● **Instructions for the task**
Would you restate all the data that follows, word for word?

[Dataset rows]
⟨

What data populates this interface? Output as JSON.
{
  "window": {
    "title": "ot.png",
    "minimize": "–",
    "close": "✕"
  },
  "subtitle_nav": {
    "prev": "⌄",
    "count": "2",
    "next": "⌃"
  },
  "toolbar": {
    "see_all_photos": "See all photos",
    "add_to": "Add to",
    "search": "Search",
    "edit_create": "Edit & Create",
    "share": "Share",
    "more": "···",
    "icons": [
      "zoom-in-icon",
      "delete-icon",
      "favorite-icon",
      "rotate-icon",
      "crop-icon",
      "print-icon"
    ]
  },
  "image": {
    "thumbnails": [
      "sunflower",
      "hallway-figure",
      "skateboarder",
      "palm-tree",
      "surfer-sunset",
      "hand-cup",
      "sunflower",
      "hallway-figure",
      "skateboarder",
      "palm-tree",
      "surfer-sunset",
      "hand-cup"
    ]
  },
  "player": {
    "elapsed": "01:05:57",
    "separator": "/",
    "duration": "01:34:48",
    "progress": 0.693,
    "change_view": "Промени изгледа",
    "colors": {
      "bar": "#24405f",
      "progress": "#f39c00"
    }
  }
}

⟩

● **Exercise answer**
What data populates this interface? Output as JSON.
{
  "window": {
    "title": "ot.png",
    "minimize": "–",
    "close": "✕"
  },
  "subtitle_nav": {
    "prev": "⌄",
    "count": "2",
    "next": "⌃"
  },
  "toolbar": {
    "see_all_photos": "See all photos",
    "add_to": "Add to",
    "search": "Search",
    "edit_create": "Edit & Create",
    "share": "Share",
    "more": "···",
    "icons": [
      "zoom-in-icon",
      "delete-icon",
      "favorite-icon",
      "rotate-icon",
      "crop-icon",
      "print-icon"
    ]
  },
  "image": {
    "thumbnails": [
      "sunflower",
      "hallway-figure",
      "skateboarder",
      "palm-tree",
      "surfer-sunset",
      "hand-cup",
      "sunflower",
      "hallway-figure",
      "skateboarder",
      "palm-tree",
      "surfer-sunset",
      "hand-cup"
    ]
  },
  "player": {
    "elapsed": "01:05:57",
    "separator": "/",
    "duration": "01:34:48",
    "progress": 0.693,
    "change_view": "Промени изгледа",
    "colors": {
      "bar": "#24405f",
      "progress": "#f39c00"
    }
  }
}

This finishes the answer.